**Given exercise**
Reproduce all of the data that follows, character for character.

**Data shown**
↓↓↓
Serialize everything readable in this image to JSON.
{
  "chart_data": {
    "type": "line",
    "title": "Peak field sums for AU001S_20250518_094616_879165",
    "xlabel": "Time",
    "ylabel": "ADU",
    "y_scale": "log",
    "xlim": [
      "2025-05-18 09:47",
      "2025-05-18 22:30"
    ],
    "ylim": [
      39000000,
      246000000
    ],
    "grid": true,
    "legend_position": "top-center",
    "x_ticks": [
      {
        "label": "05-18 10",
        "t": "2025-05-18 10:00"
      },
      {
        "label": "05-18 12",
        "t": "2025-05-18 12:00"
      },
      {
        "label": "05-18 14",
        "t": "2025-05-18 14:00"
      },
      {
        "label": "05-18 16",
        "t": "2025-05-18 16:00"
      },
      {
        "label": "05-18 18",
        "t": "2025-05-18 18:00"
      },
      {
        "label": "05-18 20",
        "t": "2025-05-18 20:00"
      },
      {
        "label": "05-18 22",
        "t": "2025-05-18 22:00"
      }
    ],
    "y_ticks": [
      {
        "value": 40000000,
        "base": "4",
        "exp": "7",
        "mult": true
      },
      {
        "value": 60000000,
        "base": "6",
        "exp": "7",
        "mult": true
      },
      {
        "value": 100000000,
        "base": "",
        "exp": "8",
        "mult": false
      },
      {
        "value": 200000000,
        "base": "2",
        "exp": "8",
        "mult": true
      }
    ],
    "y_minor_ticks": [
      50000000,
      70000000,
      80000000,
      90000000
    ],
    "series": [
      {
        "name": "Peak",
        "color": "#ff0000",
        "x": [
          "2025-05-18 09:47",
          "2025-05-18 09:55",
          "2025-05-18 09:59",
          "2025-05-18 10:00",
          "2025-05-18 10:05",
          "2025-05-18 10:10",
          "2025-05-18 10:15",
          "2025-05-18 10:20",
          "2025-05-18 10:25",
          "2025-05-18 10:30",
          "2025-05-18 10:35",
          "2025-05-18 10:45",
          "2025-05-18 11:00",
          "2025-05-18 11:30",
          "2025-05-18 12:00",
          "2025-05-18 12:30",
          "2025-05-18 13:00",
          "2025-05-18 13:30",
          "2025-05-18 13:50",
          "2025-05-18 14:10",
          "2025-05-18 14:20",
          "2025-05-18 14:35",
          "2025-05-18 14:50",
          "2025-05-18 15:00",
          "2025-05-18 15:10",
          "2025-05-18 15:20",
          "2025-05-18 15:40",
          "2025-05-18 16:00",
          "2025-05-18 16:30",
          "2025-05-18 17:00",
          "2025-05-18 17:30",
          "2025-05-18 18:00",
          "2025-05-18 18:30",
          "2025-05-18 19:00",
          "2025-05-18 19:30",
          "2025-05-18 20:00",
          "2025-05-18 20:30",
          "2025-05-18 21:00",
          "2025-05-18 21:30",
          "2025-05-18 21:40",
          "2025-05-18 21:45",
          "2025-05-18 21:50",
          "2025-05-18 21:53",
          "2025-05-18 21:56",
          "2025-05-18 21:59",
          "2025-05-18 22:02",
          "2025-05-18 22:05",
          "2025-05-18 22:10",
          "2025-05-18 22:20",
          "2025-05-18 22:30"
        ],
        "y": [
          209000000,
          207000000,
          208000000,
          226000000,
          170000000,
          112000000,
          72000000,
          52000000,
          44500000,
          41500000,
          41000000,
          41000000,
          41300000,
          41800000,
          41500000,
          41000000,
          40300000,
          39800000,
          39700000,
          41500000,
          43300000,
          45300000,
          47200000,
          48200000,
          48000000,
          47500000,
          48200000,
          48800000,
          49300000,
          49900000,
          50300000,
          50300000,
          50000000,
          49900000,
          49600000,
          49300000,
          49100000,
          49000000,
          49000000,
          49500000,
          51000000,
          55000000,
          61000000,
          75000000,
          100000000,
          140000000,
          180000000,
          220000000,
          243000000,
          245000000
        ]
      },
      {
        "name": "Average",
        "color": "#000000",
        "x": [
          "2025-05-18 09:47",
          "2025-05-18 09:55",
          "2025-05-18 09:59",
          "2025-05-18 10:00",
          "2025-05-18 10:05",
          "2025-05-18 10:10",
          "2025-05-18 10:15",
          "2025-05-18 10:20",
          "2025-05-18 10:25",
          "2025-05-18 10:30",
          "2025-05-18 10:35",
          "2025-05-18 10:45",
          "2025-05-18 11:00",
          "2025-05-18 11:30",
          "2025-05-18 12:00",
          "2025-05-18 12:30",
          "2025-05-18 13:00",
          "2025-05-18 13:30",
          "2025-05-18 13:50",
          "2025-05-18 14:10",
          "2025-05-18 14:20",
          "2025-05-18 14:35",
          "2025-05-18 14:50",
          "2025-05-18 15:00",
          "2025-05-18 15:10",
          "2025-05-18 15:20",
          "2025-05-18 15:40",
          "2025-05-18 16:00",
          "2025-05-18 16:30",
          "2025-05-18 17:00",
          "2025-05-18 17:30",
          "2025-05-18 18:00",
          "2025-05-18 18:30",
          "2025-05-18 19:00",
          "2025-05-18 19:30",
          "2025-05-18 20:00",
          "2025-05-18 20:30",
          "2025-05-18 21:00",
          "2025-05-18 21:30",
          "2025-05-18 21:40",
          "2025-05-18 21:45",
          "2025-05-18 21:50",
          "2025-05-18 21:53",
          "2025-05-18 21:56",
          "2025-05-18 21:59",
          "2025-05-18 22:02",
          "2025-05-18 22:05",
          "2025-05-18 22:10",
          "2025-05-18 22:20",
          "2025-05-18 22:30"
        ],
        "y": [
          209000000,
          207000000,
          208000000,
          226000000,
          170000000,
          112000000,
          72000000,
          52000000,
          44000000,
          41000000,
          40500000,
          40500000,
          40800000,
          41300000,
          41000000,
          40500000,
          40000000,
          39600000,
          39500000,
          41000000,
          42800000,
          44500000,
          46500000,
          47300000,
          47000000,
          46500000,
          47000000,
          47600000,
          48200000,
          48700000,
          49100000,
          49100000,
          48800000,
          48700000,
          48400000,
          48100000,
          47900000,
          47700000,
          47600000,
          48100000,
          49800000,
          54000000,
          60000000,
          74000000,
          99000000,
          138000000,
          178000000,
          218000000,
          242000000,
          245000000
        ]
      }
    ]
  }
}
↑↑↑
**Correct output**
Serialize everything readable in this image to JSON.
{
  "chart_data": {
    "type": "line",
    "title": "Peak field sums for AU001S_20250518_094616_879165",
    "xlabel": "Time",
    "ylabel": "ADU",
    "y_scale": "log",
    "xlim": [
      "2025-05-18 09:47",
      "2025-05-18 22:30"
    ],
    "ylim": [
      39000000,
      246000000
    ],
    "grid": true,
    "legend_position": "top-center",
    "x_ticks": [
      {
        "label": "05-18 10",
        "t": "2025-05-18 10:00"
      },
      {
        "label": "05-18 12",
        "t": "2025-05-18 12:00"
      },
      {
        "label": "05-18 14",
        "t": "2025-05-18 14:00"
      },
      {
        "label": "05-18 16",
        "t": "2025-05-18 16:00"
      },
      {
        "label": "05-18 18",
        "t": "2025-05-18 18:00"
      },
      {
        "label": "05-18 20",
        "t": "2025-05-18 20:00"
      },
      {
        "label": "05-18 22",
        "t": "2025-05-18 22:00"
      }
    ],
    "y_ticks": [
      {
        "value": 40000000,
        "base": "4",
        "exp": "7",
        "mult": true
      },
      {
        "value": 60000000,
        "base": "6",
        "exp": "7",
        "mult": true
      },
      {
        "value": 100000000,
        "base": "",
        "exp": "8",
        "mult": false
      },
      {
        "value": 200000000,
        "base": "2",
        "exp": "8",
        "mult": true
      }
    ],
    "y_minor_ticks": [
      50000000,
      70000000,
      80000000,
      90000000
    ],
    "series": [
      {
        "name": "Peak",
        "color": "#ff0000",
        "x": [
          "2025-05-18 09:47",
          "2025-05-18 09:55",
          "2025-05-18 09:59",
          "2025-05-18 10:00",
          "2025-05-18 10:05",
          "2025-05-18 10:10",
          "2025-05-18 10:15",
          "2025-05-18 10:20",
          "2025-05-18 10:25",
          "2025-05-18 10:30",
          "2025-05-18 10:35",
          "2025-05-18 10:45",
          "2025-05-18 11:00",
          "2025-05-18 11:30",
          "2025-05-18 12:00",
          "2025-05-18 12:30",
          "2025-05-18 13:00",
          "2025-05-18 13:30",
          "2025-05-18 13:50",
          "2025-05-18 14:10",
          "2025-05-18 14:20",
          "2025-05-18 14:35",
          "2025-05-18 14:50",
          "2025-05-18 15:00",
          "2025-05-18 15:10",
          "2025-05-18 15:20",
          "2025-05-18 15:40",
          "2025-05-18 16:00",
          "2025-05-18 16:30",
          "2025-05-18 17:00",
          "2025-05-18 17:30",
          "2025-05-18 18:00",
          "2025-05-18 18:30",
          "2025-05-18 19:00",
          "2025-05-18 19:30",
          "2025-05-18 20:00",
          "2025-05-18 20:30",
          "2025-05-18 21:00",
          "2025-05-18 21:30",
          "2025-05-18 21:40",
          "2025-05-18 21:45",
          "2025-05-18 21:50",
          "2025-05-18 21:53",
          "2025-05-18 21:56",
          "2025-05-18 21:59",
          "2025-05-18 22:02",
          "2025-05-18 22:05",
          "2025-05-18 22:10",
          "2025-05-18 22:20",
          "2025-05-18 22:30"
        ],
        "y": [
          209000000,
          207000000,
          208000000,
          226000000,
          170000000,
          112000000,
          72000000,
          52000000,
          44500000,
          41500000,
          41000000,
          41000000,
          41300000,
          41800000,
          41500000,
          41000000,
          40300000,
          39800000,
          39700000,
          41500000,
          43300000,
          45300000,
          47200000,
          48200000,
          48000000,
          47500000,
          48200000,
          48800000,
          49300000,
          49900000,
          50300000,
          50300000,
          50000000,
          49900000,
          49600000,
          49300000,
          49100000,
          49000000,
          49000000,
          49500000,
          51000000,
          55000000,
          61000000,
          75000000,
          100000000,
          140000000,
          180000000,
          220000000,
          243000000,
          245000000
        ]
      },
      {
        "name": "Average",
        "color": "#000000",
        "x": [
          "2025-05-18 09:47",
          "2025-05-18 09:55",
          "2025-05-18 09:59",
          "2025-05-18 10:00",
          "2025-05-18 10:05",
          "2025-05-18 10:10",
          "2025-05-18 10:15",
          "2025-05-18 10:20",
          "2025-05-18 10:25",
          "2025-05-18 10:30",
          "2025-05-18 10:35",
          "2025-05-18 10:45",
          "2025-05-18 11:00",
          "2025-05-18 11:30",
          "2025-05-18 12:00",
          "2025-05-18 12:30",
          "2025-05-18 13:00",
          "2025-05-18 13:30",
          "2025-05-18 13:50",
          "2025-05-18 14:10",
          "2025-05-18 14:20",
          "2025-05-18 14:35",
          "2025-05-18 14:50",
          "2025-05-18 15:00",
          "2025-05-18 15:10",
          "2025-05-18 15:20",
          "2025-05-18 15:40",
          "2025-05-18 16:00",
          "2025-05-18 16:30",
          "2025-05-18 17:00",
          "2025-05-18 17:30",
          "2025-05-18 18:00",
          "2025-05-18 18:30",
          "2025-05-18 19:00",
          "2025-05-18 19:30",
          "2025-05-18 20:00",
          "2025-05-18 20:30",
          "2025-05-18 21:00",
          "2025-05-18 21:30",
          "2025-05-18 21:40",
          "2025-05-18 21:45",
          "2025-05-18 21:50",
          "2025-05-18 21:53",
          "2025-05-18 21:56",
          "2025-05-18 21:59",
          "2025-05-18 22:02",
          "2025-05-18 22:05",
          "2025-05-18 22:10",
          "2025-05-18 22:20",
          "2025-05-18 22:30"
        ],
        "y": [
          209000000,
          207000000,
          208000000,
          226000000,
          170000000,
          112000000,
          72000000,
          52000000,
          44000000,
          41000000,
          40500000,
          40500000,
          40800000,
          41300000,
          41000000,
          40500000,
          40000000,
          39600000,
          39500000,
          41000000,
          42800000,
          44500000,
          46500000,
          47300000,
          47000000,
          46500000,
          47000000,
          47600000,
          48200000,
          48700000,
          49100000,
          49100000,
          48800000,
          48700000,
          48400000,
          48100000,
          47900000,
          47700000,
          47600000,
          48100000,
          49800000,
          54000000,
          60000000,
          74000000,
          99000000,
          138000000,
          178000000,
          218000000,
          242000000,
          245000000
        ]
      }
    ]
  }
}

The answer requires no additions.